Data items:

(begin)

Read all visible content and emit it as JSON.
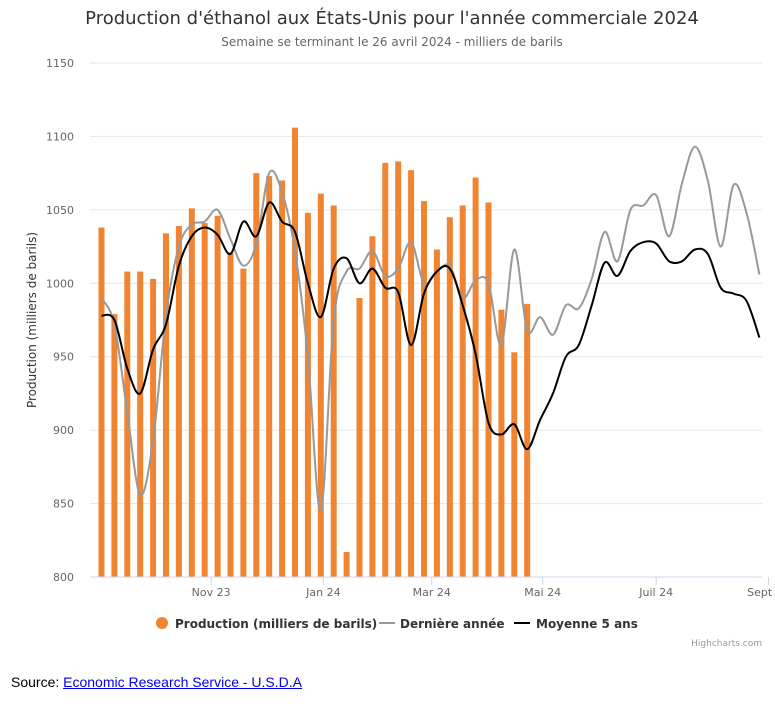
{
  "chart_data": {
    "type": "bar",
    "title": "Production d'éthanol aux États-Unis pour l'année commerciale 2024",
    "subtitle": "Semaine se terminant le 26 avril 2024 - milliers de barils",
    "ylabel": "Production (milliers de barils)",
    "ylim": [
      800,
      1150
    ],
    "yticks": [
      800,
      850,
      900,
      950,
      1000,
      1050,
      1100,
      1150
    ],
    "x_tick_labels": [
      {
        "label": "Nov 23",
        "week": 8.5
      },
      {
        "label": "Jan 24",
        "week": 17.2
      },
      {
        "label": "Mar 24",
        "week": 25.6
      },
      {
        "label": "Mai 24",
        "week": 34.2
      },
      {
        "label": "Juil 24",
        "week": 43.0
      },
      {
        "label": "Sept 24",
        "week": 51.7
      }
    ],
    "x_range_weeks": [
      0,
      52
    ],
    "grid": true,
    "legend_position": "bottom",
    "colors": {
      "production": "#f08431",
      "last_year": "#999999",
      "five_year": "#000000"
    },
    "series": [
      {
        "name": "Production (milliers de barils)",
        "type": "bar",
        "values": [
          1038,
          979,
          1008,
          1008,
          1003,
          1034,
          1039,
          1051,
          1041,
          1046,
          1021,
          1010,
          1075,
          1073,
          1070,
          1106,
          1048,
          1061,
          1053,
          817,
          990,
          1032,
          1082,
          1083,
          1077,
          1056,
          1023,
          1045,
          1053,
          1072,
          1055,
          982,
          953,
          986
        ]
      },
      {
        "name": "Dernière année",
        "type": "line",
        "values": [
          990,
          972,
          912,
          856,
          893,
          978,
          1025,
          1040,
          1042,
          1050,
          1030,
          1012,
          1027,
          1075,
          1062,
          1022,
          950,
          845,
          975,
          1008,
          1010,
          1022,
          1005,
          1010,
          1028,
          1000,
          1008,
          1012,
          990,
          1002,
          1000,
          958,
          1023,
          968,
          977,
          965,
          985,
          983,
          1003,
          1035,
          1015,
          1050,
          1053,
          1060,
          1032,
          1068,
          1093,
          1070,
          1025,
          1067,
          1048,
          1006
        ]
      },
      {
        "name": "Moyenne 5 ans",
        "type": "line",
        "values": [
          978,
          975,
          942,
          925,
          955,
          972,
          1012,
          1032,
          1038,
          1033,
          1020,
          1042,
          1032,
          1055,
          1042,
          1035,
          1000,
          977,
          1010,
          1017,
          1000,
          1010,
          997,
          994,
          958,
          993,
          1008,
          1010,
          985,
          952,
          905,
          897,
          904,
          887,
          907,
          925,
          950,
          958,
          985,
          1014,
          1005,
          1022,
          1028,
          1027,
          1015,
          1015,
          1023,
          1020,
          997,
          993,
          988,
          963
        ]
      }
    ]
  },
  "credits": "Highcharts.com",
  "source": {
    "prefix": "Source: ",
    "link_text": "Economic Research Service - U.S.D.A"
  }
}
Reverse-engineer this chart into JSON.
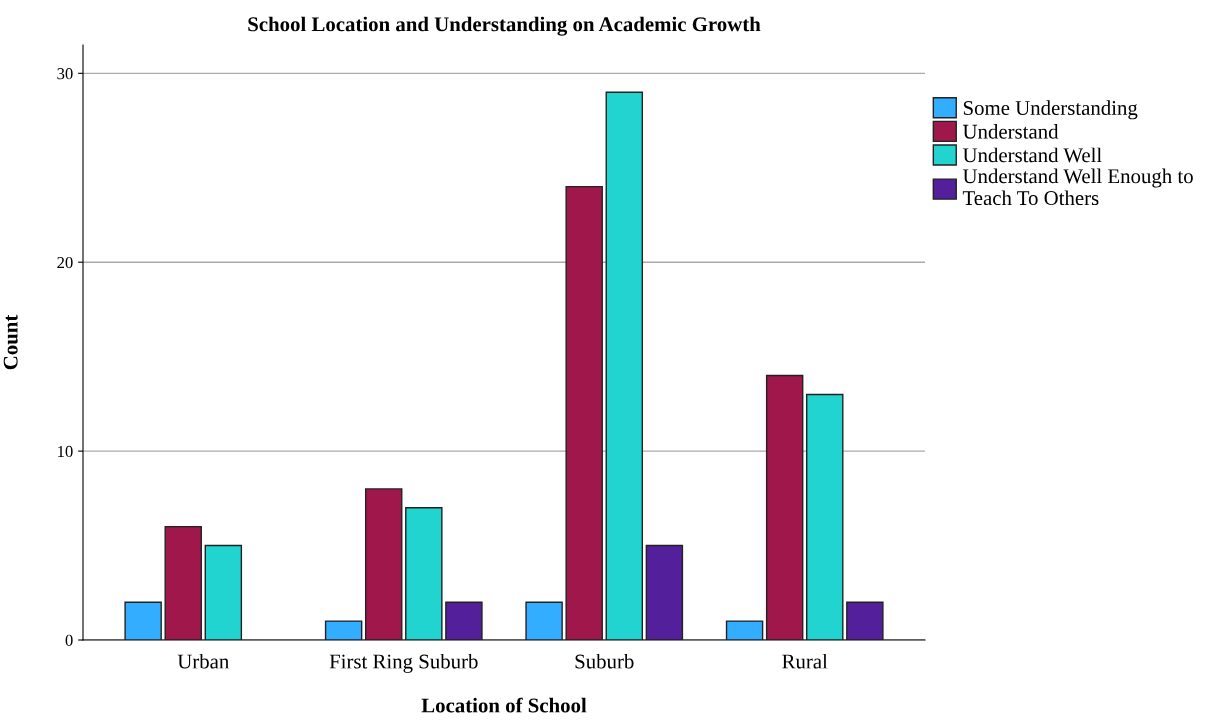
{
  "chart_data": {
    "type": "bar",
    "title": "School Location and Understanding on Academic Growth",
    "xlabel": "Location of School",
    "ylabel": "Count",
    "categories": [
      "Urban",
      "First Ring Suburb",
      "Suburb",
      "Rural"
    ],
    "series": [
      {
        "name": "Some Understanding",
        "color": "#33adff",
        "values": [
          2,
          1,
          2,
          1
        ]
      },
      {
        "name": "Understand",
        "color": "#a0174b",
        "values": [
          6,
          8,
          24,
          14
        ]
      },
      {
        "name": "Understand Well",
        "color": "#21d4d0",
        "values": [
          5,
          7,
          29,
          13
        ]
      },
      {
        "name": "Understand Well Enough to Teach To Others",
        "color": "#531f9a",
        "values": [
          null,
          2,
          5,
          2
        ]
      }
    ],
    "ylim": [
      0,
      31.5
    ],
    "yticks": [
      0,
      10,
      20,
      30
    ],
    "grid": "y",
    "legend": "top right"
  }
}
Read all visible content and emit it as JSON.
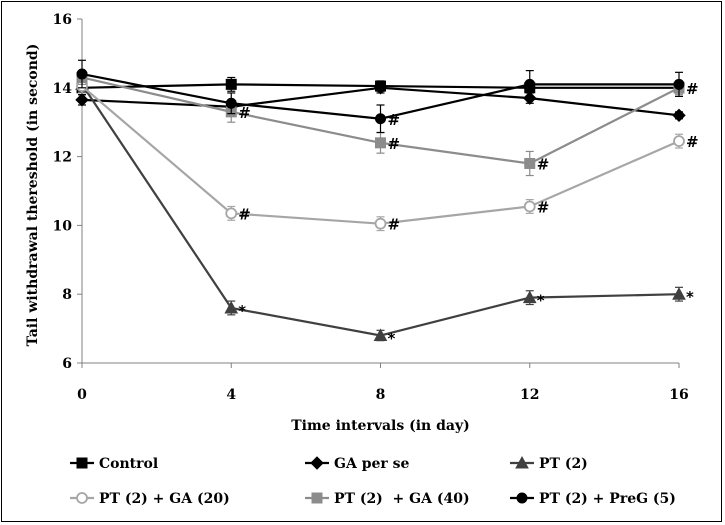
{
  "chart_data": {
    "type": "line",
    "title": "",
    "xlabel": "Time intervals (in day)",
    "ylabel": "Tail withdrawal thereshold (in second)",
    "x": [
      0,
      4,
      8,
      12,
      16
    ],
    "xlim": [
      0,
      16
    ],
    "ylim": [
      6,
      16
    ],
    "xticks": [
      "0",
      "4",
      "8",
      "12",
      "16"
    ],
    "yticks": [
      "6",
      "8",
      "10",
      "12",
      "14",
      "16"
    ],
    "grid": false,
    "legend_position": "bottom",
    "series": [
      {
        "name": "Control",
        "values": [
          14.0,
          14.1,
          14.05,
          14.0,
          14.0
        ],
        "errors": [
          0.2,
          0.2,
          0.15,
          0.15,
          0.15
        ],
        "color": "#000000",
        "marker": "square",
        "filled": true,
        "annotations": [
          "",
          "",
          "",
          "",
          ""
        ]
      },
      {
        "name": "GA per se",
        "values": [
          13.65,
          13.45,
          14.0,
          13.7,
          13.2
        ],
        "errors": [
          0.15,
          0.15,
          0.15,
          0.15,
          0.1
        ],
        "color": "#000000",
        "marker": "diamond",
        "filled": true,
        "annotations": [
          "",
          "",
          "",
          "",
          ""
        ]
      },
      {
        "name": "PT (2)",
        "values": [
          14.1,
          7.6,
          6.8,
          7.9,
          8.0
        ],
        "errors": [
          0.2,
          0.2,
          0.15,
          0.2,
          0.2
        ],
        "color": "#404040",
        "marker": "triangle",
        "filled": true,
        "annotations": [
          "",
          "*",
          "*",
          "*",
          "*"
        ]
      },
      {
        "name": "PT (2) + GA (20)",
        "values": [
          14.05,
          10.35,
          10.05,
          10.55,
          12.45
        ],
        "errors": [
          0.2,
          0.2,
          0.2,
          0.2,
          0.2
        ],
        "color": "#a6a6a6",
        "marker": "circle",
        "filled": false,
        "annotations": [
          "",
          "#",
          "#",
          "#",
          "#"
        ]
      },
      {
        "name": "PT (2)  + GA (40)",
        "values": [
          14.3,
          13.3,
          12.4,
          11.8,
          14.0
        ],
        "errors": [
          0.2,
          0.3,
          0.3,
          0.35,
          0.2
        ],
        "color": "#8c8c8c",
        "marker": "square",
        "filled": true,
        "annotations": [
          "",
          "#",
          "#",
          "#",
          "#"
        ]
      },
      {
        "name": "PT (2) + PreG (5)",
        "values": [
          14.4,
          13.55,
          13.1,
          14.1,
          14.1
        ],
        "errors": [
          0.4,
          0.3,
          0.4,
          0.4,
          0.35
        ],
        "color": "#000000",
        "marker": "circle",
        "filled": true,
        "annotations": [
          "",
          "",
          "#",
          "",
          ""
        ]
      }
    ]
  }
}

(end)

> _WHAT IS ASKED_:
Leave out all images, then reproduce the entries above exactly.

> _ANSWER IN FULL_:
Read all visible content and emit it as JSON.
{
  "chart_data": {
    "type": "bar",
    "title": "Production d'éthanol aux États-Unis pour l'année commerciale 2024",
    "subtitle": "Semaine se terminant le 26 avril 2024 - milliers de barils",
    "ylabel": "Production (milliers de barils)",
    "ylim": [
      800,
      1150
    ],
    "yticks": [
      800,
      850,
      900,
      950,
      1000,
      1050,
      1100,
      1150
    ],
    "x_tick_labels": [
      {
        "label": "Nov 23",
        "week": 8.5
      },
      {
        "label": "Jan 24",
        "week": 17.2
      },
      {
        "label": "Mar 24",
        "week": 25.6
      },
      {
        "label": "Mai 24",
        "week": 34.2
      },
      {
        "label": "Juil 24",
        "week": 43.0
      },
      {
        "label": "Sept 24",
        "week": 51.7
      }
    ],
    "x_range_weeks": [
      0,
      52
    ],
    "grid": true,
    "legend_position": "bottom",
    "colors": {
      "production": "#f08431",
      "last_year": "#999999",
      "five_year": "#000000"
    },
    "series": [
      {
        "name": "Production (milliers de barils)",
        "type": "bar",
        "values": [
          1038,
          979,
          1008,
          1008,
          1003,
          1034,
          1039,
          1051,
          1041,
          1046,
          1021,
          1010,
          1075,
          1073,
          1070,
          1106,
          1048,
          1061,
          1053,
          817,
          990,
          1032,
          1082,
          1083,
          1077,
          1056,
          1023,
          1045,
          1053,
          1072,
          1055,
          982,
          953,
          986
        ]
      },
      {
        "name": "Dernière année",
        "type": "line",
        "values": [
          990,
          972,
          912,
          856,
          893,
          978,
          1025,
          1040,
          1042,
          1050,
          1030,
          1012,
          1027,
          1075,
          1062,
          1022,
          950,
          845,
          975,
          1008,
          1010,
          1022,
          1005,
          1010,
          1028,
          1000,
          1008,
          1012,
          990,
          1002,
          1000,
          958,
          1023,
          968,
          977,
          965,
          985,
          983,
          1003,
          1035,
          1015,
          1050,
          1053,
          1060,
          1032,
          1068,
          1093,
          1070,
          1025,
          1067,
          1048,
          1006
        ]
      },
      {
        "name": "Moyenne 5 ans",
        "type": "line",
        "values": [
          978,
          975,
          942,
          925,
          955,
          972,
          1012,
          1032,
          1038,
          1033,
          1020,
          1042,
          1032,
          1055,
          1042,
          1035,
          1000,
          977,
          1010,
          1017,
          1000,
          1010,
          997,
          994,
          958,
          993,
          1008,
          1010,
          985,
          952,
          905,
          897,
          904,
          887,
          907,
          925,
          950,
          958,
          985,
          1014,
          1005,
          1022,
          1028,
          1027,
          1015,
          1015,
          1023,
          1020,
          997,
          993,
          988,
          963
        ]
      }
    ]
  },
  "credits": "Highcharts.com",
  "source": {
    "prefix": "Source: ",
    "link_text": "Economic Research Service - U.S.D.A"
  }
}
Reverse-engineer this chart into JSON.
{
  "chart_data": {
    "type": "bar",
    "title": "School Location and Understanding on Academic Growth",
    "xlabel": "Location of School",
    "ylabel": "Count",
    "categories": [
      "Urban",
      "First Ring Suburb",
      "Suburb",
      "Rural"
    ],
    "series": [
      {
        "name": "Some Understanding",
        "color": "#33adff",
        "values": [
          2,
          1,
          2,
          1
        ]
      },
      {
        "name": "Understand",
        "color": "#a0174b",
        "values": [
          6,
          8,
          24,
          14
        ]
      },
      {
        "name": "Understand Well",
        "color": "#21d4d0",
        "values": [
          5,
          7,
          29,
          13
        ]
      },
      {
        "name": "Understand Well Enough to Teach To Others",
        "color": "#531f9a",
        "values": [
          null,
          2,
          5,
          2
        ]
      }
    ],
    "ylim": [
      0,
      31.5
    ],
    "yticks": [
      0,
      10,
      20,
      30
    ],
    "grid": "y",
    "legend": "top right"
  }
}
Read all visible content and emit it as JSON.
{
  "chart_data": {
    "type": "line",
    "title": "",
    "xlabel": "Time intervals (in day)",
    "ylabel": "Tail withdrawal thereshold (in second)",
    "x": [
      0,
      4,
      8,
      12,
      16
    ],
    "xlim": [
      0,
      16
    ],
    "ylim": [
      6,
      16
    ],
    "xticks": [
      "0",
      "4",
      "8",
      "12",
      "16"
    ],
    "yticks": [
      "6",
      "8",
      "10",
      "12",
      "14",
      "16"
    ],
    "grid": false,
    "legend_position": "bottom",
    "series": [
      {
        "name": "Control",
        "values": [
          14.0,
          14.1,
          14.05,
          14.0,
          14.0
        ],
        "errors": [
          0.2,
          0.2,
          0.15,
          0.15,
          0.15
        ],
        "color": "#000000",
        "marker": "square",
        "filled": true,
        "annotations": [
          "",
          "",
          "",
          "",
          ""
        ]
      },
      {
        "name": "GA per se",
        "values": [
          13.65,
          13.45,
          14.0,
          13.7,
          13.2
        ],
        "errors": [
          0.15,
          0.15,
          0.15,
          0.15,
          0.1
        ],
        "color": "#000000",
        "marker": "diamond",
        "filled": true,
        "annotations": [
          "",
          "",
          "",
          "",
          ""
        ]
      },
      {
        "name": "PT (2)",
        "values": [
          14.1,
          7.6,
          6.8,
          7.9,
          8.0
        ],
        "errors": [
          0.2,
          0.2,
          0.15,
          0.2,
          0.2
        ],
        "color": "#404040",
        "marker": "triangle",
        "filled": true,
        "annotations": [
          "",
          "*",
          "*",
          "*",
          "*"
        ]
      },
      {
        "name": "PT (2) + GA (20)",
        "values": [
          14.05,
          10.35,
          10.05,
          10.55,
          12.45
        ],
        "errors": [
          0.2,
          0.2,
          0.2,
          0.2,
          0.2
        ],
        "color": "#a6a6a6",
        "marker": "circle",
        "filled": false,
        "annotations": [
          "",
          "#",
          "#",
          "#",
          "#"
        ]
      },
      {
        "name": "PT (2)  + GA (40)",
        "values": [
          14.3,
          13.3,
          12.4,
          11.8,
          14.0
        ],
        "errors": [
          0.2,
          0.3,
          0.3,
          0.35,
          0.2
        ],
        "color": "#8c8c8c",
        "marker": "square",
        "filled": true,
        "annotations": [
          "",
          "#",
          "#",
          "#",
          "#"
        ]
      },
      {
        "name": "PT (2) + PreG (5)",
        "values": [
          14.4,
          13.55,
          13.1,
          14.1,
          14.1
        ],
        "errors": [
          0.4,
          0.3,
          0.4,
          0.4,
          0.35
        ],
        "color": "#000000",
        "marker": "circle",
        "filled": true,
        "annotations": [
          "",
          "",
          "#",
          "",
          ""
        ]
      }
    ]
  }
}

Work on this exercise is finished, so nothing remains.